GIVEN EXERCISE => Reproduce the listing word for word, leaving every picture behind.

Figure content listings:
## Begin

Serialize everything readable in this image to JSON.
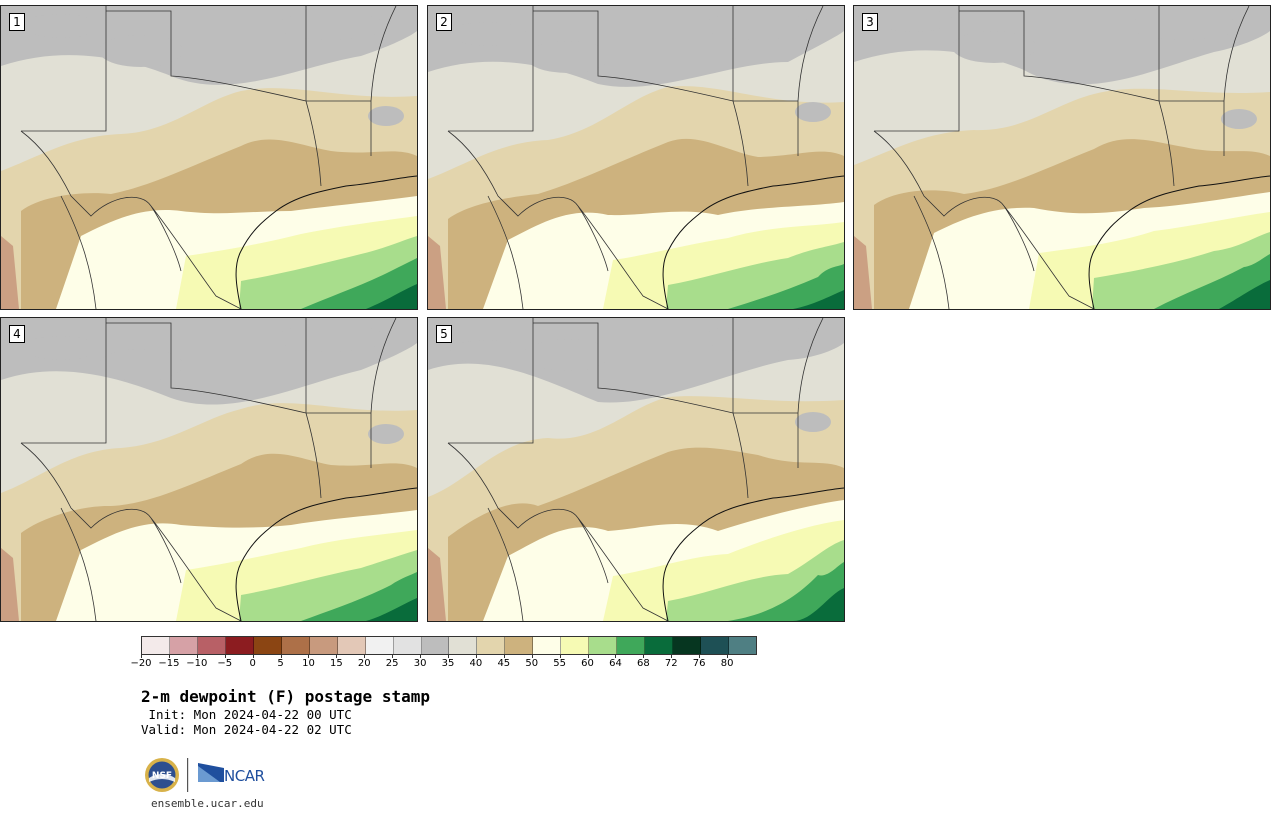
{
  "panels": [
    {
      "label": "1"
    },
    {
      "label": "2"
    },
    {
      "label": "3"
    },
    {
      "label": "4"
    },
    {
      "label": "5"
    }
  ],
  "colorbar": {
    "colors": [
      "#f3eaea",
      "#d6a1a6",
      "#b86066",
      "#8c1c20",
      "#8b4513",
      "#ad7048",
      "#c89a7e",
      "#e3c8b7",
      "#f1f1f1",
      "#e2e2e2",
      "#bdbdbd",
      "#e1e0d5",
      "#e3d5ad",
      "#cdb27e",
      "#fefee8",
      "#f6fab4",
      "#a8dd8c",
      "#3fa85a",
      "#096c3b",
      "#063620",
      "#1e5055",
      "#4f7f83"
    ],
    "tick_labels": [
      "−20",
      "−15",
      "−10",
      "−5",
      "0",
      "5",
      "10",
      "15",
      "20",
      "25",
      "30",
      "35",
      "40",
      "45",
      "50",
      "55",
      "60",
      "64",
      "68",
      "72",
      "76",
      "80"
    ]
  },
  "title": "2-m dewpoint (F) postage stamp",
  "init_text": " Init: Mon 2024-04-22 00 UTC",
  "valid_text": "Valid: Mon 2024-04-22 02 UTC",
  "logos": {
    "nsf": "NSF",
    "ncar": "NCAR"
  },
  "website": "ensemble.ucar.edu"
}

## End

THE OUTPUT =>
Serialize everything readable in this image to JSON.
{
  "panels": [
    {
      "label": "1"
    },
    {
      "label": "2"
    },
    {
      "label": "3"
    },
    {
      "label": "4"
    },
    {
      "label": "5"
    }
  ],
  "colorbar": {
    "colors": [
      "#f3eaea",
      "#d6a1a6",
      "#b86066",
      "#8c1c20",
      "#8b4513",
      "#ad7048",
      "#c89a7e",
      "#e3c8b7",
      "#f1f1f1",
      "#e2e2e2",
      "#bdbdbd",
      "#e1e0d5",
      "#e3d5ad",
      "#cdb27e",
      "#fefee8",
      "#f6fab4",
      "#a8dd8c",
      "#3fa85a",
      "#096c3b",
      "#063620",
      "#1e5055",
      "#4f7f83"
    ],
    "tick_labels": [
      "−20",
      "−15",
      "−10",
      "−5",
      "0",
      "5",
      "10",
      "15",
      "20",
      "25",
      "30",
      "35",
      "40",
      "45",
      "50",
      "55",
      "60",
      "64",
      "68",
      "72",
      "76",
      "80"
    ]
  },
  "title": "2-m dewpoint (F) postage stamp",
  "init_text": " Init: Mon 2024-04-22 00 UTC",
  "valid_text": "Valid: Mon 2024-04-22 02 UTC",
  "logos": {
    "nsf": "NSF",
    "ncar": "NCAR"
  },
  "website": "ensemble.ucar.edu"
}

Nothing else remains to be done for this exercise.